• _What you will do_: Copy every record below, exactly as written.

**** Provided data

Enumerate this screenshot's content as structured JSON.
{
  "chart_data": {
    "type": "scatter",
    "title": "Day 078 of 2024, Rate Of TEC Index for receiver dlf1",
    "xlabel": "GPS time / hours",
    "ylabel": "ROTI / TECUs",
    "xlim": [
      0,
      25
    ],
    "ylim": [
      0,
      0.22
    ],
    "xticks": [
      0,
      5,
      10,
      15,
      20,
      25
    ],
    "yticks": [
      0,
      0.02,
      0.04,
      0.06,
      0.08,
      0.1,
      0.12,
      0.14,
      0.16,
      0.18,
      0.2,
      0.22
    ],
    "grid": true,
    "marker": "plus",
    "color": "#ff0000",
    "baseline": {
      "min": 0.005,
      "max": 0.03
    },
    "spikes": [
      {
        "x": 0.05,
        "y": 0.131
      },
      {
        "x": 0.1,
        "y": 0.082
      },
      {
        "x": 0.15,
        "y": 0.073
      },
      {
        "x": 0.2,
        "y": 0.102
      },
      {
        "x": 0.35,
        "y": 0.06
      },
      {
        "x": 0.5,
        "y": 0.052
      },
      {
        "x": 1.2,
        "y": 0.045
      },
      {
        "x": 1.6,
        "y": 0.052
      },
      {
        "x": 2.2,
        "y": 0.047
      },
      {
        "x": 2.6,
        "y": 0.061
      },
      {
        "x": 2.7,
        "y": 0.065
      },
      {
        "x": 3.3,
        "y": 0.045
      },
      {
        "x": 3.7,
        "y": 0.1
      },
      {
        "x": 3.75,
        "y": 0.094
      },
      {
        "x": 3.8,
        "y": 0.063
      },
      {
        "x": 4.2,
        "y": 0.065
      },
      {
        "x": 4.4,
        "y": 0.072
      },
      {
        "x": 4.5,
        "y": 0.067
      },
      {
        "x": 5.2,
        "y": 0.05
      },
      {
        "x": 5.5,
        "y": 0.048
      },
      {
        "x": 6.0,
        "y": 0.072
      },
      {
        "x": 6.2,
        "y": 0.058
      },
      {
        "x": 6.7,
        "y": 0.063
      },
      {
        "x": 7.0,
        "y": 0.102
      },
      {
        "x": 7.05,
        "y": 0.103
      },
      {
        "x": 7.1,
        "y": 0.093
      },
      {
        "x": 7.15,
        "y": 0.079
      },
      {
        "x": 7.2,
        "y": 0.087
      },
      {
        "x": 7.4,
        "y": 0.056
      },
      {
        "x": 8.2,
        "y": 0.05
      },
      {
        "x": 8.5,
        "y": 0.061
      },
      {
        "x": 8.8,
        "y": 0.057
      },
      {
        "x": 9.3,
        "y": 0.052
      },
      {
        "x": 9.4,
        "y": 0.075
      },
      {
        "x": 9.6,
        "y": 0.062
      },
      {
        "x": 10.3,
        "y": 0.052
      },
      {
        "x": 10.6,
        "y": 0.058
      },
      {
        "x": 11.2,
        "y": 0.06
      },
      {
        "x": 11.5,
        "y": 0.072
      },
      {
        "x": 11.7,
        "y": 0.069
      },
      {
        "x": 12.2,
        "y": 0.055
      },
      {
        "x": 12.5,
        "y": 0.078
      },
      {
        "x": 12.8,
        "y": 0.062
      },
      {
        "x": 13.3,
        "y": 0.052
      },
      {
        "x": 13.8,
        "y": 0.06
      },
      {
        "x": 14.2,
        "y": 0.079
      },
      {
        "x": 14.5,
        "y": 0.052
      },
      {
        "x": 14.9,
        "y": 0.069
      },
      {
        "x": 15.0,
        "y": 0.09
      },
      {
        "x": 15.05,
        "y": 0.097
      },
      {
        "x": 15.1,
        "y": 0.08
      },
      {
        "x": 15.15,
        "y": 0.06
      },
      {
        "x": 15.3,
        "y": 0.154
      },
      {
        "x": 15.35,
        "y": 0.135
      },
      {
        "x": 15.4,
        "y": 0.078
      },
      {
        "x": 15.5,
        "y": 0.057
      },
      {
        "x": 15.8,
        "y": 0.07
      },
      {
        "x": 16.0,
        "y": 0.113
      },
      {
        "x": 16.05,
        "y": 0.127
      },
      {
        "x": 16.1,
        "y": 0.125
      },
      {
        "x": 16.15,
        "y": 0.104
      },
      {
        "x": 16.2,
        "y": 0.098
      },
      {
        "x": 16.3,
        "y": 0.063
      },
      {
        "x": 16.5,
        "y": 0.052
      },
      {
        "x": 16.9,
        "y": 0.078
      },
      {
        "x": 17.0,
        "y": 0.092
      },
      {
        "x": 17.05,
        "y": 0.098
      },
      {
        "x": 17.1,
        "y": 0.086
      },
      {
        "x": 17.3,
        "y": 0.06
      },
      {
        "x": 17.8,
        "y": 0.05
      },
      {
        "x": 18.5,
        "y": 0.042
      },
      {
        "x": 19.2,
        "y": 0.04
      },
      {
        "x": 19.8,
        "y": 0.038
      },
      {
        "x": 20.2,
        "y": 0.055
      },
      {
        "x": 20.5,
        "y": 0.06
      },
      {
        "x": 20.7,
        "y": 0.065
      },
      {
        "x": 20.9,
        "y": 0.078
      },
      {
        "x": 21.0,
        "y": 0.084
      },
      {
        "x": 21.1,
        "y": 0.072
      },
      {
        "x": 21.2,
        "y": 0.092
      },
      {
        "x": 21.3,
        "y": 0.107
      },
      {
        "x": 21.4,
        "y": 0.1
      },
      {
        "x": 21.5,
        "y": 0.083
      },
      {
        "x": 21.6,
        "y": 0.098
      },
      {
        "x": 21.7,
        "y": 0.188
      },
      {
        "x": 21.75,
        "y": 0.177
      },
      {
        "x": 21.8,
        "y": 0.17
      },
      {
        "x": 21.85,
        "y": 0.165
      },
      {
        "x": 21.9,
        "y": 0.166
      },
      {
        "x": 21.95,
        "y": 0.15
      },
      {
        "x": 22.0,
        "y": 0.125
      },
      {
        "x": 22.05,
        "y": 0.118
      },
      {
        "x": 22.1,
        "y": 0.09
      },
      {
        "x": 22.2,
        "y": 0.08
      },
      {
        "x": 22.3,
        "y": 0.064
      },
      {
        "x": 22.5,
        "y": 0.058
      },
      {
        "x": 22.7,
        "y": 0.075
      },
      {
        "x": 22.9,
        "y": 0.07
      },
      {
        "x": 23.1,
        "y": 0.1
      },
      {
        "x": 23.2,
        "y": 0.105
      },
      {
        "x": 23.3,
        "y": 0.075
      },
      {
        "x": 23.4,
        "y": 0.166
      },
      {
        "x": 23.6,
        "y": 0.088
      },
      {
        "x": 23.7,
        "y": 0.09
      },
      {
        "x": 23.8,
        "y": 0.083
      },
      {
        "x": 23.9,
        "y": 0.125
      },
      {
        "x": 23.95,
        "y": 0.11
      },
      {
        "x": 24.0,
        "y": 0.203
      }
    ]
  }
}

********

• _Task answer_:
Enumerate this screenshot's content as structured JSON.
{
  "chart_data": {
    "type": "scatter",
    "title": "Day 078 of 2024, Rate Of TEC Index for receiver dlf1",
    "xlabel": "GPS time / hours",
    "ylabel": "ROTI / TECUs",
    "xlim": [
      0,
      25
    ],
    "ylim": [
      0,
      0.22
    ],
    "xticks": [
      0,
      5,
      10,
      15,
      20,
      25
    ],
    "yticks": [
      0,
      0.02,
      0.04,
      0.06,
      0.08,
      0.1,
      0.12,
      0.14,
      0.16,
      0.18,
      0.2,
      0.22
    ],
    "grid": true,
    "marker": "plus",
    "color": "#ff0000",
    "baseline": {
      "min": 0.005,
      "max": 0.03
    },
    "spikes": [
      {
        "x": 0.05,
        "y": 0.131
      },
      {
        "x": 0.1,
        "y": 0.082
      },
      {
        "x": 0.15,
        "y": 0.073
      },
      {
        "x": 0.2,
        "y": 0.102
      },
      {
        "x": 0.35,
        "y": 0.06
      },
      {
        "x": 0.5,
        "y": 0.052
      },
      {
        "x": 1.2,
        "y": 0.045
      },
      {
        "x": 1.6,
        "y": 0.052
      },
      {
        "x": 2.2,
        "y": 0.047
      },
      {
        "x": 2.6,
        "y": 0.061
      },
      {
        "x": 2.7,
        "y": 0.065
      },
      {
        "x": 3.3,
        "y": 0.045
      },
      {
        "x": 3.7,
        "y": 0.1
      },
      {
        "x": 3.75,
        "y": 0.094
      },
      {
        "x": 3.8,
        "y": 0.063
      },
      {
        "x": 4.2,
        "y": 0.065
      },
      {
        "x": 4.4,
        "y": 0.072
      },
      {
        "x": 4.5,
        "y": 0.067
      },
      {
        "x": 5.2,
        "y": 0.05
      },
      {
        "x": 5.5,
        "y": 0.048
      },
      {
        "x": 6.0,
        "y": 0.072
      },
      {
        "x": 6.2,
        "y": 0.058
      },
      {
        "x": 6.7,
        "y": 0.063
      },
      {
        "x": 7.0,
        "y": 0.102
      },
      {
        "x": 7.05,
        "y": 0.103
      },
      {
        "x": 7.1,
        "y": 0.093
      },
      {
        "x": 7.15,
        "y": 0.079
      },
      {
        "x": 7.2,
        "y": 0.087
      },
      {
        "x": 7.4,
        "y": 0.056
      },
      {
        "x": 8.2,
        "y": 0.05
      },
      {
        "x": 8.5,
        "y": 0.061
      },
      {
        "x": 8.8,
        "y": 0.057
      },
      {
        "x": 9.3,
        "y": 0.052
      },
      {
        "x": 9.4,
        "y": 0.075
      },
      {
        "x": 9.6,
        "y": 0.062
      },
      {
        "x": 10.3,
        "y": 0.052
      },
      {
        "x": 10.6,
        "y": 0.058
      },
      {
        "x": 11.2,
        "y": 0.06
      },
      {
        "x": 11.5,
        "y": 0.072
      },
      {
        "x": 11.7,
        "y": 0.069
      },
      {
        "x": 12.2,
        "y": 0.055
      },
      {
        "x": 12.5,
        "y": 0.078
      },
      {
        "x": 12.8,
        "y": 0.062
      },
      {
        "x": 13.3,
        "y": 0.052
      },
      {
        "x": 13.8,
        "y": 0.06
      },
      {
        "x": 14.2,
        "y": 0.079
      },
      {
        "x": 14.5,
        "y": 0.052
      },
      {
        "x": 14.9,
        "y": 0.069
      },
      {
        "x": 15.0,
        "y": 0.09
      },
      {
        "x": 15.05,
        "y": 0.097
      },
      {
        "x": 15.1,
        "y": 0.08
      },
      {
        "x": 15.15,
        "y": 0.06
      },
      {
        "x": 15.3,
        "y": 0.154
      },
      {
        "x": 15.35,
        "y": 0.135
      },
      {
        "x": 15.4,
        "y": 0.078
      },
      {
        "x": 15.5,
        "y": 0.057
      },
      {
        "x": 15.8,
        "y": 0.07
      },
      {
        "x": 16.0,
        "y": 0.113
      },
      {
        "x": 16.05,
        "y": 0.127
      },
      {
        "x": 16.1,
        "y": 0.125
      },
      {
        "x": 16.15,
        "y": 0.104
      },
      {
        "x": 16.2,
        "y": 0.098
      },
      {
        "x": 16.3,
        "y": 0.063
      },
      {
        "x": 16.5,
        "y": 0.052
      },
      {
        "x": 16.9,
        "y": 0.078
      },
      {
        "x": 17.0,
        "y": 0.092
      },
      {
        "x": 17.05,
        "y": 0.098
      },
      {
        "x": 17.1,
        "y": 0.086
      },
      {
        "x": 17.3,
        "y": 0.06
      },
      {
        "x": 17.8,
        "y": 0.05
      },
      {
        "x": 18.5,
        "y": 0.042
      },
      {
        "x": 19.2,
        "y": 0.04
      },
      {
        "x": 19.8,
        "y": 0.038
      },
      {
        "x": 20.2,
        "y": 0.055
      },
      {
        "x": 20.5,
        "y": 0.06
      },
      {
        "x": 20.7,
        "y": 0.065
      },
      {
        "x": 20.9,
        "y": 0.078
      },
      {
        "x": 21.0,
        "y": 0.084
      },
      {
        "x": 21.1,
        "y": 0.072
      },
      {
        "x": 21.2,
        "y": 0.092
      },
      {
        "x": 21.3,
        "y": 0.107
      },
      {
        "x": 21.4,
        "y": 0.1
      },
      {
        "x": 21.5,
        "y": 0.083
      },
      {
        "x": 21.6,
        "y": 0.098
      },
      {
        "x": 21.7,
        "y": 0.188
      },
      {
        "x": 21.75,
        "y": 0.177
      },
      {
        "x": 21.8,
        "y": 0.17
      },
      {
        "x": 21.85,
        "y": 0.165
      },
      {
        "x": 21.9,
        "y": 0.166
      },
      {
        "x": 21.95,
        "y": 0.15
      },
      {
        "x": 22.0,
        "y": 0.125
      },
      {
        "x": 22.05,
        "y": 0.118
      },
      {
        "x": 22.1,
        "y": 0.09
      },
      {
        "x": 22.2,
        "y": 0.08
      },
      {
        "x": 22.3,
        "y": 0.064
      },
      {
        "x": 22.5,
        "y": 0.058
      },
      {
        "x": 22.7,
        "y": 0.075
      },
      {
        "x": 22.9,
        "y": 0.07
      },
      {
        "x": 23.1,
        "y": 0.1
      },
      {
        "x": 23.2,
        "y": 0.105
      },
      {
        "x": 23.3,
        "y": 0.075
      },
      {
        "x": 23.4,
        "y": 0.166
      },
      {
        "x": 23.6,
        "y": 0.088
      },
      {
        "x": 23.7,
        "y": 0.09
      },
      {
        "x": 23.8,
        "y": 0.083
      },
      {
        "x": 23.9,
        "y": 0.125
      },
      {
        "x": 23.95,
        "y": 0.11
      },
      {
        "x": 24.0,
        "y": 0.203
      }
    ]
  }
}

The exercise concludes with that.